Exercise description: Reproduce the data below verbatim, line for line.

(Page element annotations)
▶

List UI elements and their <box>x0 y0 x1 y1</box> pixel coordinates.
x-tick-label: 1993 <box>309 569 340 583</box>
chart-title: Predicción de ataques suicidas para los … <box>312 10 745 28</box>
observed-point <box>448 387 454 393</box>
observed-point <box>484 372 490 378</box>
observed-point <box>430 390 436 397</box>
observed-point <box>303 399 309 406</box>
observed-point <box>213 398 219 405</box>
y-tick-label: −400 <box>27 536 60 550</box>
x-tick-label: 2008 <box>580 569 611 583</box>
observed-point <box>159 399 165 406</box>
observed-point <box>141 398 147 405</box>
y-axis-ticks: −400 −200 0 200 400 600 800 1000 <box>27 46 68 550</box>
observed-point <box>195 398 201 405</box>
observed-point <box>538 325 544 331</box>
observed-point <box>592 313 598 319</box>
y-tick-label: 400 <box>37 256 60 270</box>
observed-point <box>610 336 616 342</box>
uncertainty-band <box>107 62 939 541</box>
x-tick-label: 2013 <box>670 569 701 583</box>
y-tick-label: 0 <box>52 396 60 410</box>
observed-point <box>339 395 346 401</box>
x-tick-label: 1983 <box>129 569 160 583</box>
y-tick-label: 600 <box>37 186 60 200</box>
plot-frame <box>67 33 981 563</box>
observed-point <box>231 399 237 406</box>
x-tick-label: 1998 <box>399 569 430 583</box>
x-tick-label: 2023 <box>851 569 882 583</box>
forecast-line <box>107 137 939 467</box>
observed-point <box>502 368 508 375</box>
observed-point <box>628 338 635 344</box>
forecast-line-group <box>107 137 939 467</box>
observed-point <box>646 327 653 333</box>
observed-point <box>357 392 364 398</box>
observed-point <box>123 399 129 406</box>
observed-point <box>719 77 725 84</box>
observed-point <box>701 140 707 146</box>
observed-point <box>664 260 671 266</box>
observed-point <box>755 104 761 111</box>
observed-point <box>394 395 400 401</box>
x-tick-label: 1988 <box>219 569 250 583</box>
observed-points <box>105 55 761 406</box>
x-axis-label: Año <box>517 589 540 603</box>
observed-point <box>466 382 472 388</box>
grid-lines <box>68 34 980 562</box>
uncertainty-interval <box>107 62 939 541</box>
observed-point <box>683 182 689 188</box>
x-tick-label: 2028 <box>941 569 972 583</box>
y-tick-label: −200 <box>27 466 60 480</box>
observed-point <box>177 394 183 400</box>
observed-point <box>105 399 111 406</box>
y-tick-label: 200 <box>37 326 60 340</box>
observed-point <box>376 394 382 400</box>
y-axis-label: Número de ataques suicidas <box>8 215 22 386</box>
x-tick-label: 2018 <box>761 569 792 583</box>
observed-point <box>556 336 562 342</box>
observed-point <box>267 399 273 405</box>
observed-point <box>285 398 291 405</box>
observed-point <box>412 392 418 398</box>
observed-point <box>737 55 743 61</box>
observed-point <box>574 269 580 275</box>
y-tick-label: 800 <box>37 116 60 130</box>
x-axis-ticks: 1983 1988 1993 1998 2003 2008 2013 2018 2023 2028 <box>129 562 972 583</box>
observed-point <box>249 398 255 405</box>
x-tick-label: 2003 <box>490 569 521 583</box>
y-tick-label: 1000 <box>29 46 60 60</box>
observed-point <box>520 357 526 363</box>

◀

Written answer:
List UI elements and their <box>x0 y0 x1 y1</box> pixel coordinates.
x-tick-label: 1993 <box>309 569 340 583</box>
chart-title: Predicción de ataques suicidas para los … <box>312 10 745 28</box>
observed-point <box>448 387 454 393</box>
observed-point <box>484 372 490 378</box>
observed-point <box>430 390 436 397</box>
observed-point <box>303 399 309 406</box>
observed-point <box>213 398 219 405</box>
y-tick-label: −400 <box>27 536 60 550</box>
x-tick-label: 2008 <box>580 569 611 583</box>
observed-point <box>159 399 165 406</box>
observed-point <box>141 398 147 405</box>
y-axis-ticks: −400 −200 0 200 400 600 800 1000 <box>27 46 68 550</box>
observed-point <box>195 398 201 405</box>
observed-point <box>538 325 544 331</box>
observed-point <box>592 313 598 319</box>
y-tick-label: 400 <box>37 256 60 270</box>
observed-point <box>610 336 616 342</box>
uncertainty-band <box>107 62 939 541</box>
x-tick-label: 2013 <box>670 569 701 583</box>
y-tick-label: 0 <box>52 396 60 410</box>
observed-point <box>339 395 346 401</box>
x-tick-label: 1983 <box>129 569 160 583</box>
y-tick-label: 600 <box>37 186 60 200</box>
plot-frame <box>67 33 981 563</box>
observed-point <box>231 399 237 406</box>
x-tick-label: 1998 <box>399 569 430 583</box>
x-tick-label: 2023 <box>851 569 882 583</box>
forecast-line <box>107 137 939 467</box>
observed-point <box>502 368 508 375</box>
observed-point <box>628 338 635 344</box>
forecast-line-group <box>107 137 939 467</box>
observed-point <box>646 327 653 333</box>
observed-point <box>357 392 364 398</box>
observed-point <box>123 399 129 406</box>
observed-point <box>719 77 725 84</box>
observed-point <box>701 140 707 146</box>
observed-point <box>664 260 671 266</box>
observed-point <box>755 104 761 111</box>
observed-point <box>394 395 400 401</box>
x-tick-label: 1988 <box>219 569 250 583</box>
observed-points <box>105 55 761 406</box>
x-axis-label: Año <box>517 589 540 603</box>
observed-point <box>466 382 472 388</box>
grid-lines <box>68 34 980 562</box>
uncertainty-interval <box>107 62 939 541</box>
observed-point <box>683 182 689 188</box>
x-tick-label: 2028 <box>941 569 972 583</box>
y-tick-label: −200 <box>27 466 60 480</box>
observed-point <box>177 394 183 400</box>
observed-point <box>105 399 111 406</box>
y-tick-label: 200 <box>37 326 60 340</box>
observed-point <box>376 394 382 400</box>
y-axis-label: Número de ataques suicidas <box>8 215 22 386</box>
x-tick-label: 2018 <box>761 569 792 583</box>
observed-point <box>556 336 562 342</box>
observed-point <box>267 399 273 405</box>
observed-point <box>285 398 291 405</box>
observed-point <box>412 392 418 398</box>
observed-point <box>737 55 743 61</box>
observed-point <box>574 269 580 275</box>
y-tick-label: 800 <box>37 116 60 130</box>
x-axis-ticks: 1983 1988 1993 1998 2003 2008 2013 2018 2023 2028 <box>129 562 972 583</box>
observed-point <box>249 398 255 405</box>
x-tick-label: 2003 <box>490 569 521 583</box>
y-tick-label: 1000 <box>29 46 60 60</box>
observed-point <box>520 357 526 363</box>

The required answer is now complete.